> SUPPLIED RECORDS:
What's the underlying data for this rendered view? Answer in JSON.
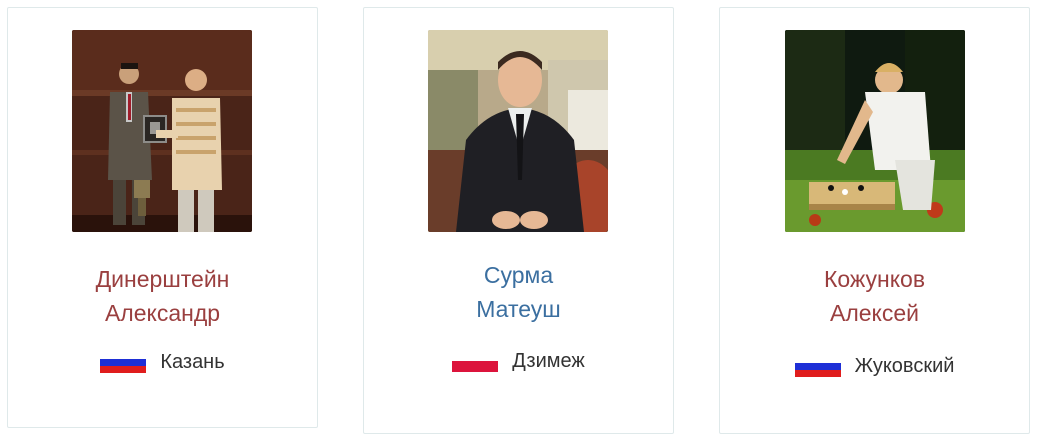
{
  "players": [
    {
      "first_line": "Динерштейн",
      "second_line": "Александр",
      "city": "Казань",
      "flag": "russia-flag",
      "name_color": "#9a3f3f"
    },
    {
      "first_line": "Сурма",
      "second_line": "Матеуш",
      "city": "Дзимеж",
      "flag": "poland-flag",
      "name_color": "#3b6fa0"
    },
    {
      "first_line": "Кожунков",
      "second_line": "Алексей",
      "city": "Жуковский",
      "flag": "russia-flag",
      "name_color": "#9a3f3f"
    }
  ]
}
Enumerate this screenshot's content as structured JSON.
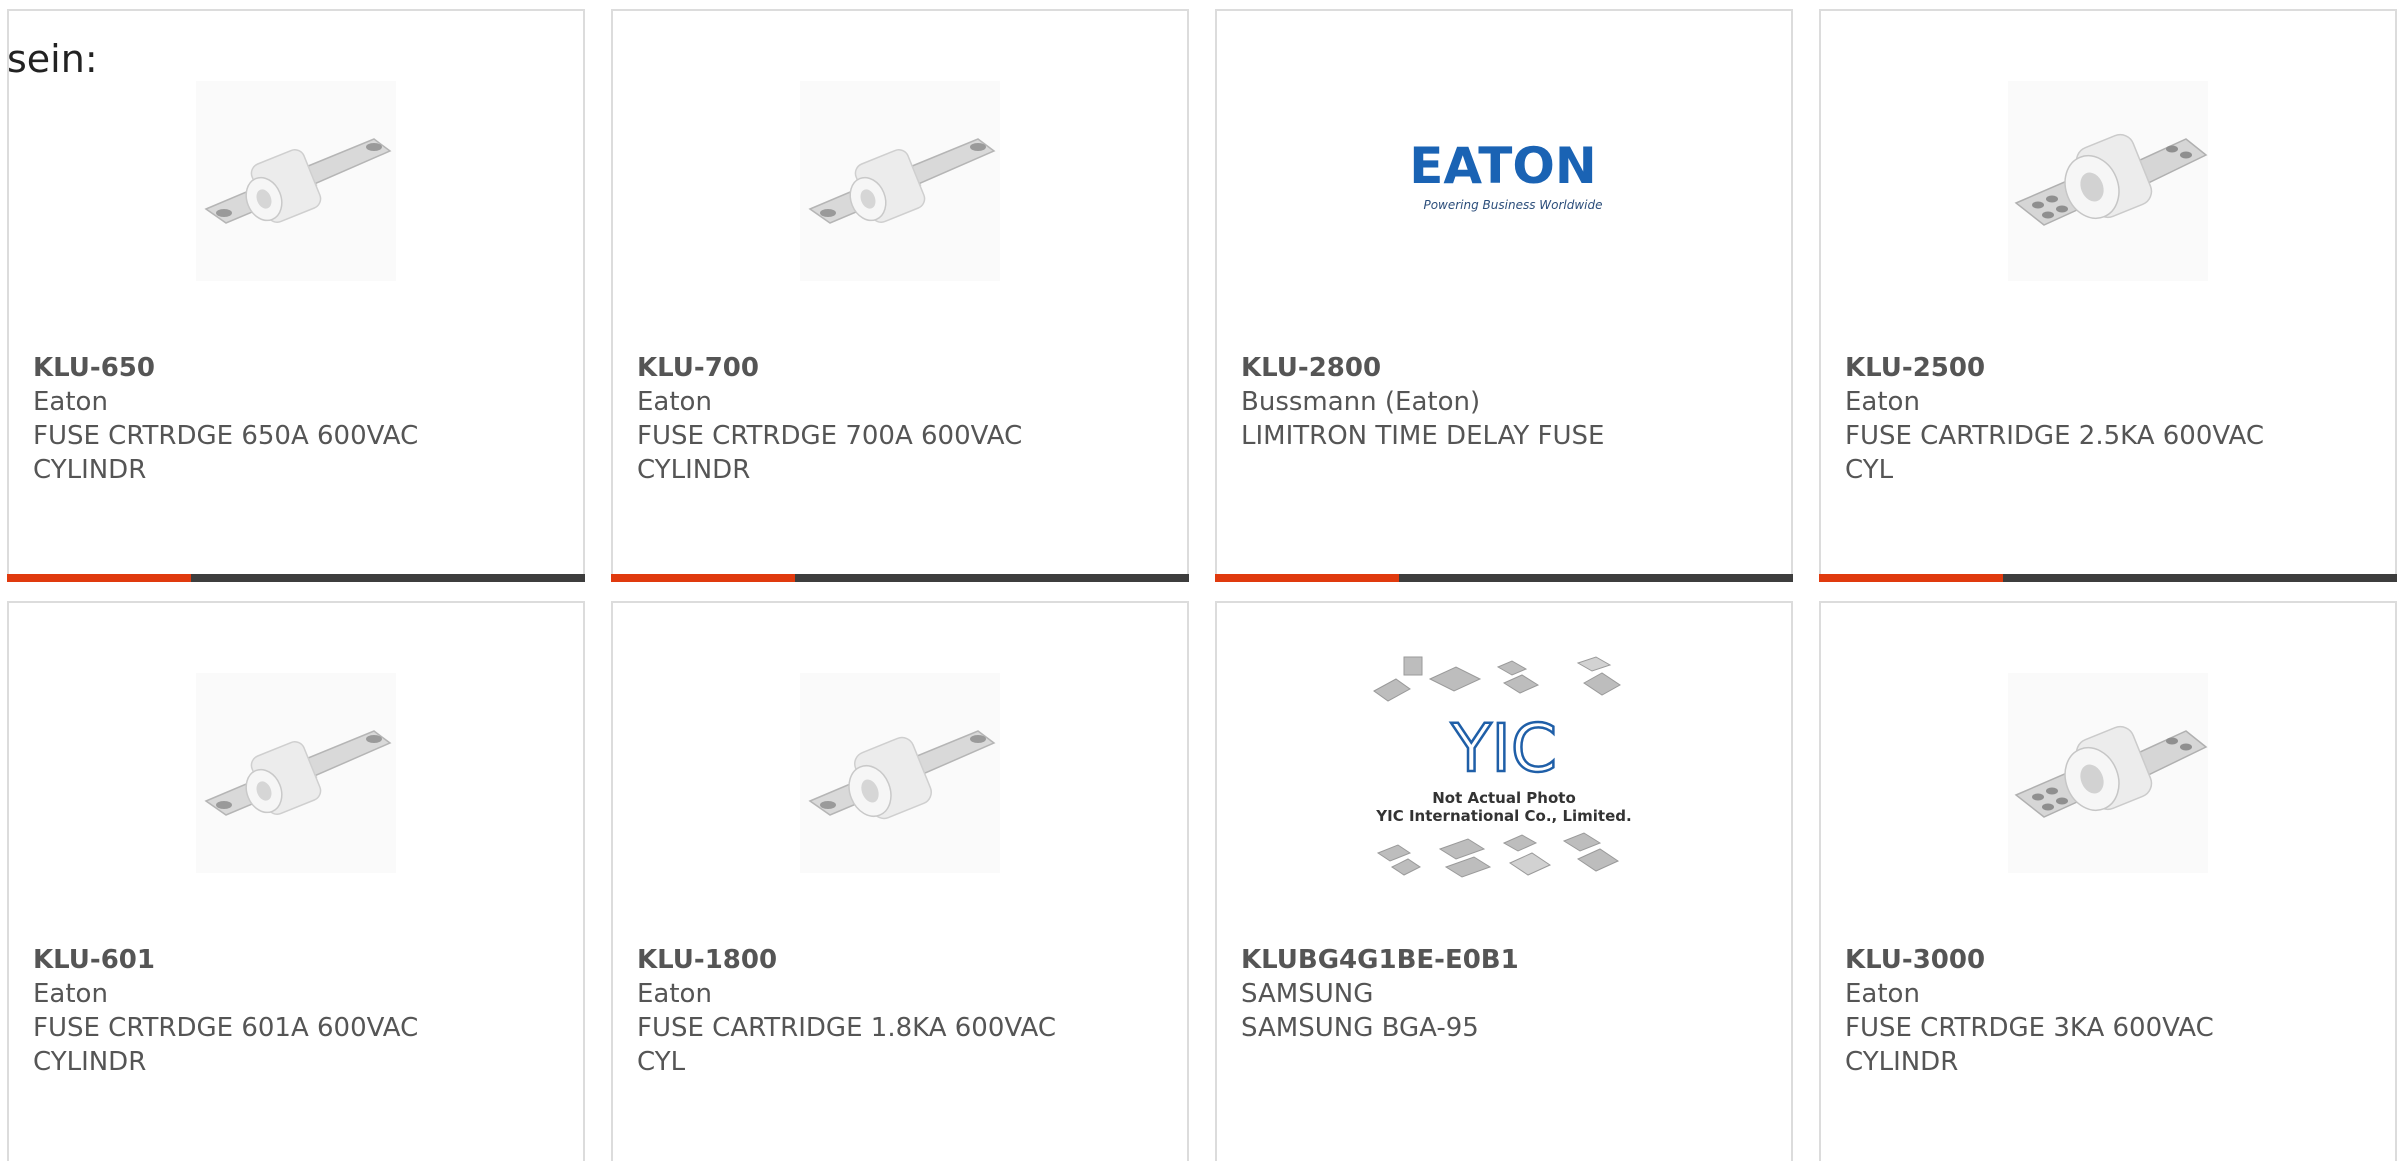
{
  "leading_text": "sein:",
  "colors": {
    "accent": "#e03a0e",
    "bar": "#3d3d3d",
    "border": "#dcdcdc",
    "text": "#555555"
  },
  "products": [
    {
      "part_number": "KLU-650",
      "manufacturer": "Eaton",
      "description": "FUSE CRTRDGE 650A 600VAC CYLINDR",
      "image": "fuse-2hole-icon"
    },
    {
      "part_number": "KLU-700",
      "manufacturer": "Eaton",
      "description": "FUSE CRTRDGE 700A 600VAC CYLINDR",
      "image": "fuse-2hole-icon"
    },
    {
      "part_number": "KLU-2800",
      "manufacturer": "Bussmann (Eaton)",
      "description": "LIMITRON TIME DELAY FUSE",
      "image": "eaton-logo",
      "logo_text": "EATON",
      "logo_tagline": "Powering Business Worldwide"
    },
    {
      "part_number": "KLU-2500",
      "manufacturer": "Eaton",
      "description": "FUSE CARTRIDGE 2.5KA 600VAC CYL",
      "image": "fuse-4hole-icon"
    },
    {
      "part_number": "KLU-601",
      "manufacturer": "Eaton",
      "description": "FUSE CRTRDGE 601A 600VAC CYLINDR",
      "image": "fuse-2hole-icon"
    },
    {
      "part_number": "KLU-1800",
      "manufacturer": "Eaton",
      "description": "FUSE CARTRIDGE 1.8KA 600VAC CYL",
      "image": "fuse-2hole-icon"
    },
    {
      "part_number": "KLUBG4G1BE-E0B1",
      "manufacturer": "SAMSUNG",
      "description": "SAMSUNG BGA-95",
      "image": "yic-placeholder",
      "logo_text": "YIC",
      "photo_note_1": "Not Actual Photo",
      "photo_note_2": "YIC International Co., Limited."
    },
    {
      "part_number": "KLU-3000",
      "manufacturer": "Eaton",
      "description": "FUSE CRTRDGE 3KA 600VAC CYLINDR",
      "image": "fuse-4hole-icon"
    }
  ]
}
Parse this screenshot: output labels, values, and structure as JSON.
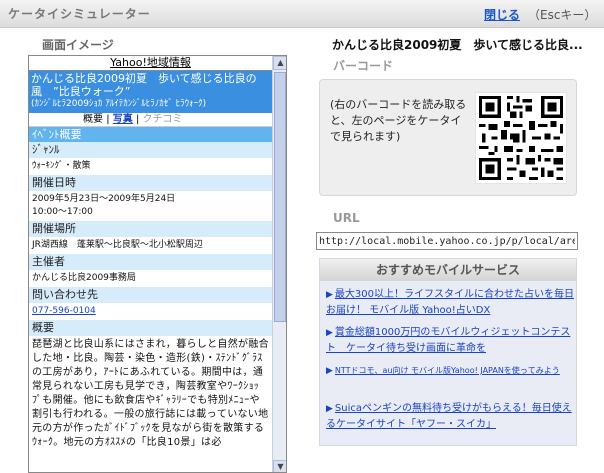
{
  "header": {
    "title": "ケータイシミュレーター",
    "close_label": "閉じる",
    "esc_label": "（Escキー）"
  },
  "preview": {
    "label": "画面イメージ",
    "site_title": "Yahoo!地域情報",
    "page_title": "かんじる比良2009初夏　歩いて感じる比良の風　”比良ウォーク”",
    "page_title_kana": "(ｶﾝｼﾞﾙﾋﾗ2009ｼｮｶ ｱﾙｲﾃｶﾝｼﾞﾙﾋﾗﾉｶｾﾞ ﾋﾗｳｫｰｸ)",
    "tabs": [
      "概要",
      "写真",
      "クチコミ"
    ],
    "section_title": "ｲﾍﾞﾝﾄ概要",
    "fields": [
      {
        "label": "ｼﾞｬﾝﾙ",
        "value": "ｳｫｰｷﾝｸﾞ・散策"
      },
      {
        "label": "開催日時",
        "value": "2009年5月23日～2009年5月24日",
        "value2": "10:00～17:00"
      },
      {
        "label": "開催場所",
        "value": "JR湖西線　蓬莱駅～比良駅～北小松駅周辺"
      },
      {
        "label": "主催者",
        "value": "かんじる比良2009事務局"
      },
      {
        "label": "問い合わせ先",
        "value": "077-596-0104"
      }
    ],
    "summary_label": "概要",
    "summary_text": "琵琶湖と比良山系にはさまれ，暮らしと自然が融合した地・比良。陶芸・染色・造形(鉄)・ｽﾃﾝﾄﾞｸﾞﾗｽの工房があり，ｱｰﾄにあふれている。期間中は，通常見られない工房も見学でき，陶芸教室やﾜｰｸｼｮｯﾌﾟも開催。他にも飲食店やｷﾞｬﾗﾘｰでも特別ﾒﾆｭｰや割引も行われる。一般の旅行誌には載っていない地元の方が作ったｶﾞｲﾄﾞﾌﾞｯｸを見ながら街を散策するｳｫｰｸ。地元の方ｵｽｽﾒの「比良10景」は必"
  },
  "right": {
    "page_title": "かんじる比良2009初夏　歩いて感じる比良...",
    "barcode_label": "バーコード",
    "barcode_text": "(右のバーコードを読み取ると、左のページをケータイで見られます)",
    "url_label": "URL",
    "url_value": "http://local.mobile.yahoo.co.jp/p/local/area/eventdetail",
    "services_title": "おすすめモバイルサービス",
    "services": [
      {
        "line1": "最大300以上！ライフスタイルに合わせた占いを毎日お届け！ モバイル版 Yahoo!占いDX"
      },
      {
        "line1": "賞金総額1000万円のモバイルウィジェットコンテスト　ケータイ待ち受け画面に革命を"
      },
      {
        "line1": "NTTドコモ、au向け モバイル版Yahoo! JAPANを使ってみよう"
      },
      {
        "line1": "Suicaペンギンの無料待ち受けがもらえる！毎日使えるケータイサイト「ヤフー・スイカ」"
      }
    ]
  },
  "colors": {
    "accent_blue": "#3b8fe0",
    "section_blue": "#62b4ee",
    "header_light": "#d6ecfb",
    "link": "#1a44c8"
  },
  "icons": [
    "qr-code-icon",
    "arrow-right-icon",
    "scroll-up-icon",
    "scroll-down-icon"
  ]
}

> EXERCISE:
List all lines where "screenshot" occurs.

> WRITTEN RESPONSE:
Enumerate this screenshot's content as structured JSON.
Parse this screenshot: output labels, values, and structure as JSON.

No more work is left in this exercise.